__Record extracts__:
↓↓↓

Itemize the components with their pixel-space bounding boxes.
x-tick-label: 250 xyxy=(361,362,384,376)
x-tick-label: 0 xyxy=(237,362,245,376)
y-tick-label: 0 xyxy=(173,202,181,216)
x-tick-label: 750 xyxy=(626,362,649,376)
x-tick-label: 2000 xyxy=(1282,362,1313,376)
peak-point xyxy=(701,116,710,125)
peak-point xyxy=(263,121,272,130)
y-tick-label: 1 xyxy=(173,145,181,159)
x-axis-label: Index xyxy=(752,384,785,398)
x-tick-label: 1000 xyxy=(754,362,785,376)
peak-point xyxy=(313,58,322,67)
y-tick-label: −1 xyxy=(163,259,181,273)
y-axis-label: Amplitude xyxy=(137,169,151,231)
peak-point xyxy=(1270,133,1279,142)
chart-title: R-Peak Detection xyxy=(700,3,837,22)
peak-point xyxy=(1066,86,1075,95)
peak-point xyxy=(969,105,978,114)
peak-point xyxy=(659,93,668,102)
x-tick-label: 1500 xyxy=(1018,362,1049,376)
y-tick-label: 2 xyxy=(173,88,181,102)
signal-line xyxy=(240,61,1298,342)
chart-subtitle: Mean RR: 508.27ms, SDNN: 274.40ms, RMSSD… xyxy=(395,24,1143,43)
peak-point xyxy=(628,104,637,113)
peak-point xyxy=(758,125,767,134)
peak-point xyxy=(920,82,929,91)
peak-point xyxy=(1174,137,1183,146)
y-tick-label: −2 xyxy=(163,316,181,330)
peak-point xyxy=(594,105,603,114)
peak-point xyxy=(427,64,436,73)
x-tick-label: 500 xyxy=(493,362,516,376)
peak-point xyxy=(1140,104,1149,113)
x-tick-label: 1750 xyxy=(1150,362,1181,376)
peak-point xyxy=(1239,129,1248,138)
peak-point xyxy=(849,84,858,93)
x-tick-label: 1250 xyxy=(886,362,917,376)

↑↑↑

__Problem statement__: Swap every "peak-point" in the data above for "r-peak" and write all the lines out again, with nothing else changed.

__Result__:
Itemize the components with their pixel-space bounding boxes.
x-tick-label: 250 xyxy=(361,362,384,376)
x-tick-label: 0 xyxy=(237,362,245,376)
y-tick-label: 0 xyxy=(173,202,181,216)
x-tick-label: 750 xyxy=(626,362,649,376)
x-tick-label: 2000 xyxy=(1282,362,1313,376)
r-peak xyxy=(701,116,710,125)
r-peak xyxy=(263,121,272,130)
y-tick-label: 1 xyxy=(173,145,181,159)
x-axis-label: Index xyxy=(752,384,785,398)
x-tick-label: 1000 xyxy=(754,362,785,376)
r-peak xyxy=(313,58,322,67)
y-tick-label: −1 xyxy=(163,259,181,273)
y-axis-label: Amplitude xyxy=(137,169,151,231)
r-peak xyxy=(1270,133,1279,142)
chart-title: R-Peak Detection xyxy=(700,3,837,22)
r-peak xyxy=(1066,86,1075,95)
r-peak xyxy=(969,105,978,114)
r-peak xyxy=(659,93,668,102)
x-tick-label: 1500 xyxy=(1018,362,1049,376)
y-tick-label: 2 xyxy=(173,88,181,102)
signal-line xyxy=(240,61,1298,342)
chart-subtitle: Mean RR: 508.27ms, SDNN: 274.40ms, RMSSD… xyxy=(395,24,1143,43)
r-peak xyxy=(628,104,637,113)
r-peak xyxy=(758,125,767,134)
r-peak xyxy=(920,82,929,91)
r-peak xyxy=(1174,137,1183,146)
y-tick-label: −2 xyxy=(163,316,181,330)
r-peak xyxy=(594,105,603,114)
r-peak xyxy=(427,64,436,73)
x-tick-label: 500 xyxy=(493,362,516,376)
r-peak xyxy=(1140,104,1149,113)
x-tick-label: 1750 xyxy=(1150,362,1181,376)
r-peak xyxy=(1239,129,1248,138)
r-peak xyxy=(849,84,858,93)
x-tick-label: 1250 xyxy=(886,362,917,376)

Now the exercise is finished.